--- BEGIN SUPPLIED DATA ---
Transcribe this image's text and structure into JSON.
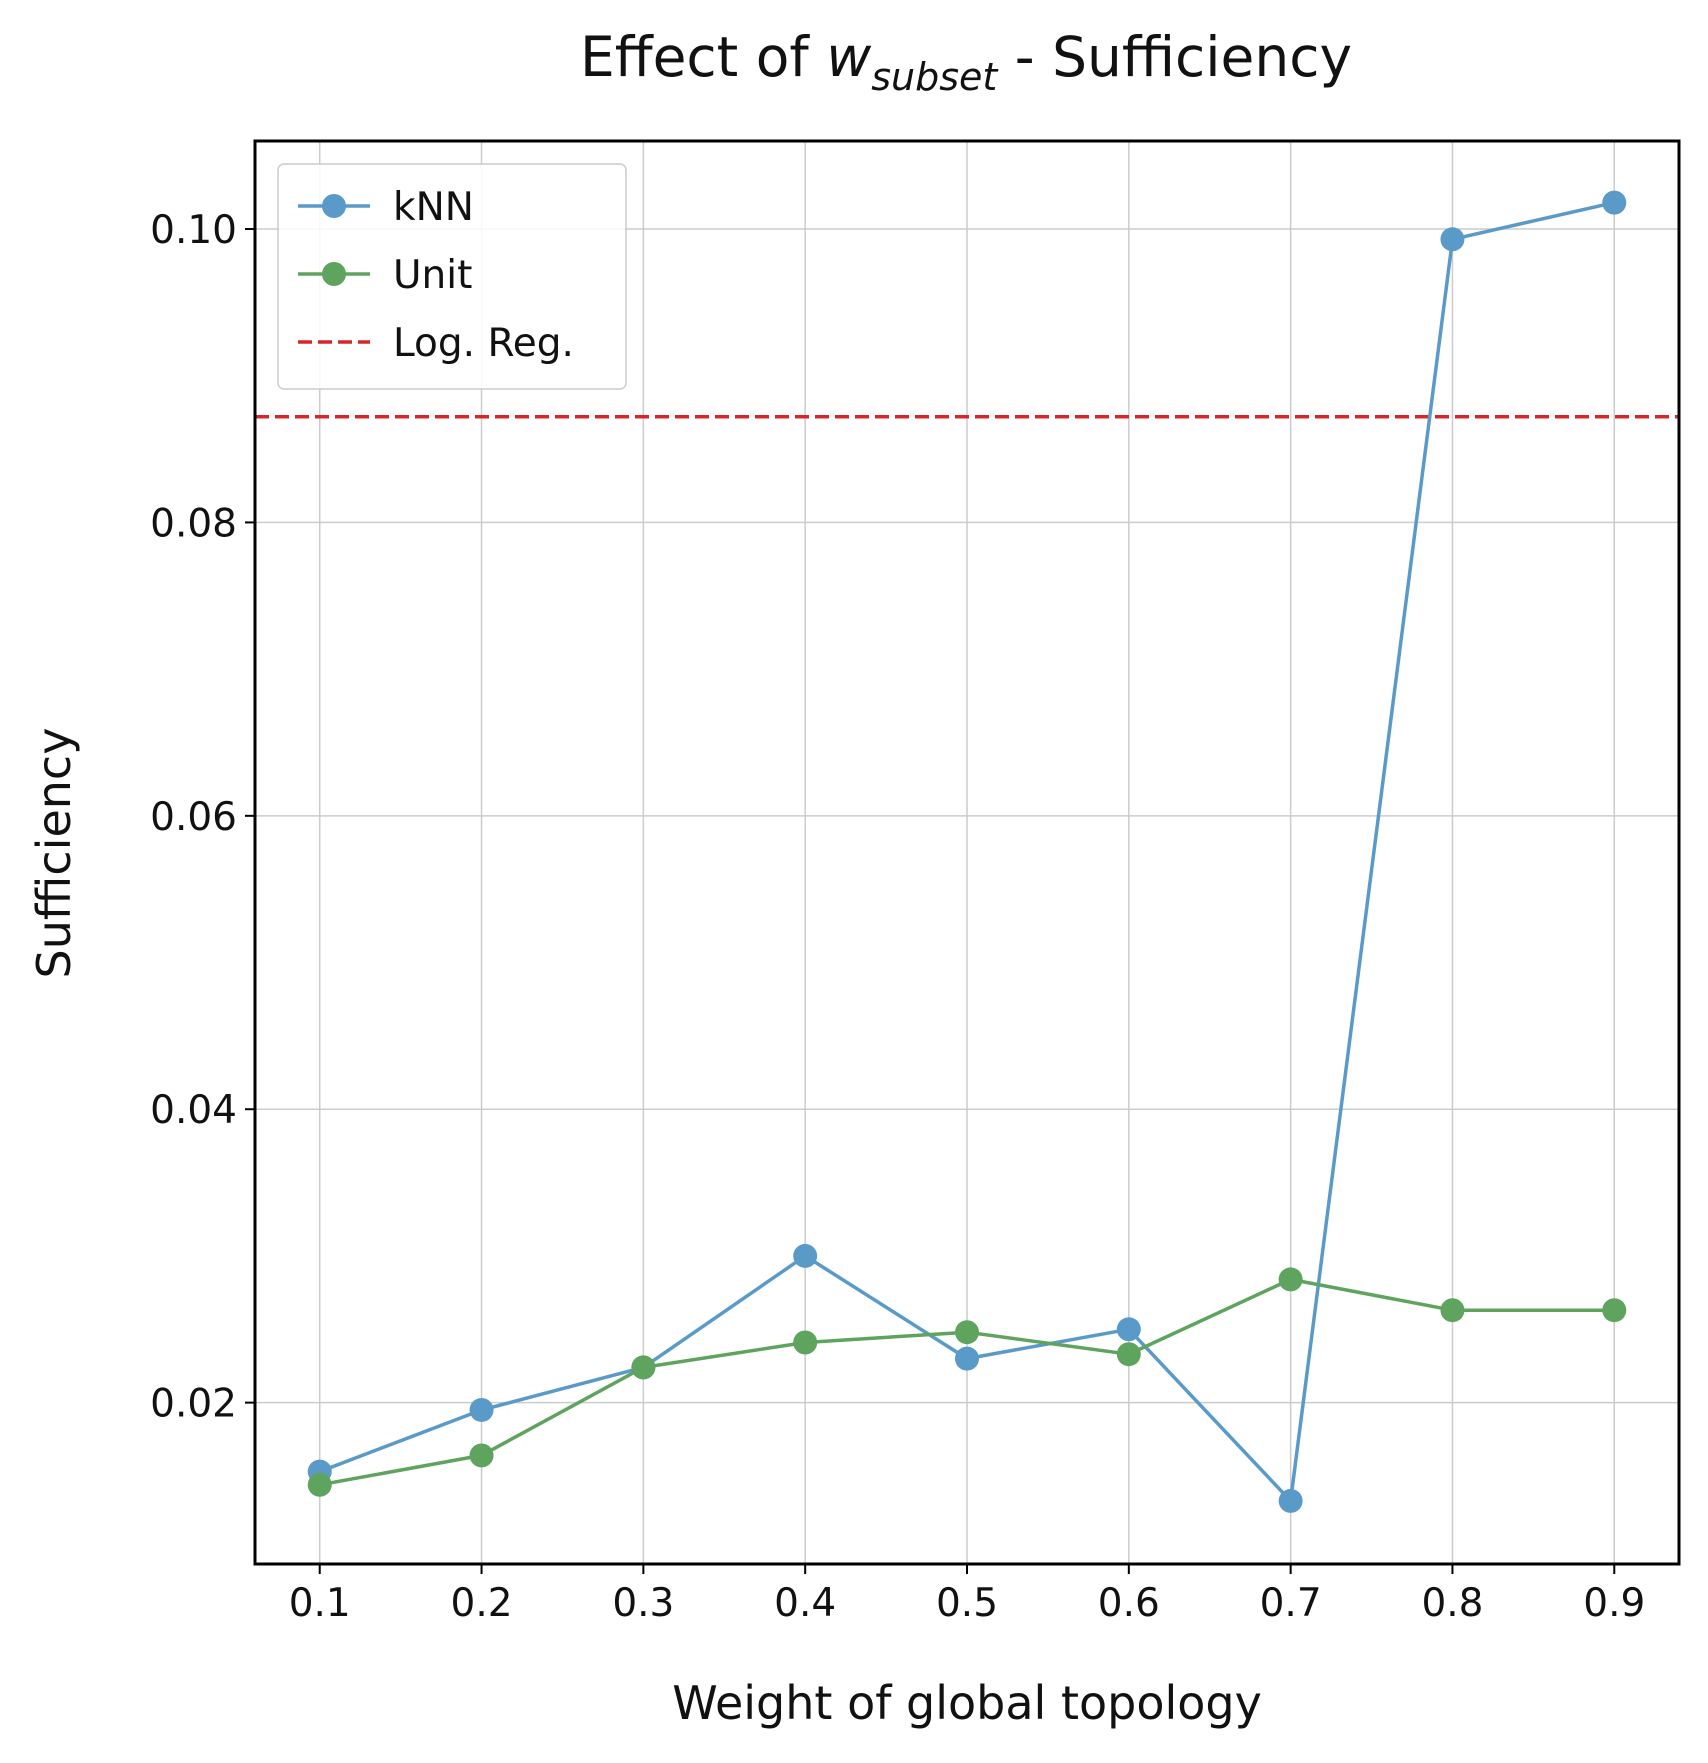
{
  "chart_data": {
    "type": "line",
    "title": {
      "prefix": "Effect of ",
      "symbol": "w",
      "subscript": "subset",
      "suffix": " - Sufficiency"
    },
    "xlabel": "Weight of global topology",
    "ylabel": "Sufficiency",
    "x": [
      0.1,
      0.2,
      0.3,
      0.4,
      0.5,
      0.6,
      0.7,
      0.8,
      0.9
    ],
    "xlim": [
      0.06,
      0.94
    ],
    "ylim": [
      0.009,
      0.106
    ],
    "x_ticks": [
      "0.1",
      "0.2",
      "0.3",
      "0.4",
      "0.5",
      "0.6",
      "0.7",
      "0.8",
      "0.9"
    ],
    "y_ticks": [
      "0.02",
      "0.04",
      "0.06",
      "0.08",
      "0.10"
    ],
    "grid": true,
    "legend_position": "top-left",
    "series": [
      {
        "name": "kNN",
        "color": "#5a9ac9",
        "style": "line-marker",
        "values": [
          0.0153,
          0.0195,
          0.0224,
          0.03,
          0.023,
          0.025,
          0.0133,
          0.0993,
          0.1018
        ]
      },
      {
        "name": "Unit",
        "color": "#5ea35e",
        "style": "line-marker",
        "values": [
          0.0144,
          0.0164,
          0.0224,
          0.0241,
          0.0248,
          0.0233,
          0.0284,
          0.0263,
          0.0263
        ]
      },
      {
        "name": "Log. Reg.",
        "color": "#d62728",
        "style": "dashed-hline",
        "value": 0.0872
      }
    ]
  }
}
--- END SUPPLIED DATA ---
EXERCISE TASK.
Leave the pictures out and copy the rest of the data exactly.

FULL ANSWER.
Transcribe this image's text and structure into JSON.
{
  "chart_data": {
    "type": "line",
    "title": {
      "prefix": "Effect of ",
      "symbol": "w",
      "subscript": "subset",
      "suffix": " - Sufficiency"
    },
    "xlabel": "Weight of global topology",
    "ylabel": "Sufficiency",
    "x": [
      0.1,
      0.2,
      0.3,
      0.4,
      0.5,
      0.6,
      0.7,
      0.8,
      0.9
    ],
    "xlim": [
      0.06,
      0.94
    ],
    "ylim": [
      0.009,
      0.106
    ],
    "x_ticks": [
      "0.1",
      "0.2",
      "0.3",
      "0.4",
      "0.5",
      "0.6",
      "0.7",
      "0.8",
      "0.9"
    ],
    "y_ticks": [
      "0.02",
      "0.04",
      "0.06",
      "0.08",
      "0.10"
    ],
    "grid": true,
    "legend_position": "top-left",
    "series": [
      {
        "name": "kNN",
        "color": "#5a9ac9",
        "style": "line-marker",
        "values": [
          0.0153,
          0.0195,
          0.0224,
          0.03,
          0.023,
          0.025,
          0.0133,
          0.0993,
          0.1018
        ]
      },
      {
        "name": "Unit",
        "color": "#5ea35e",
        "style": "line-marker",
        "values": [
          0.0144,
          0.0164,
          0.0224,
          0.0241,
          0.0248,
          0.0233,
          0.0284,
          0.0263,
          0.0263
        ]
      },
      {
        "name": "Log. Reg.",
        "color": "#d62728",
        "style": "dashed-hline",
        "value": 0.0872
      }
    ]
  }
}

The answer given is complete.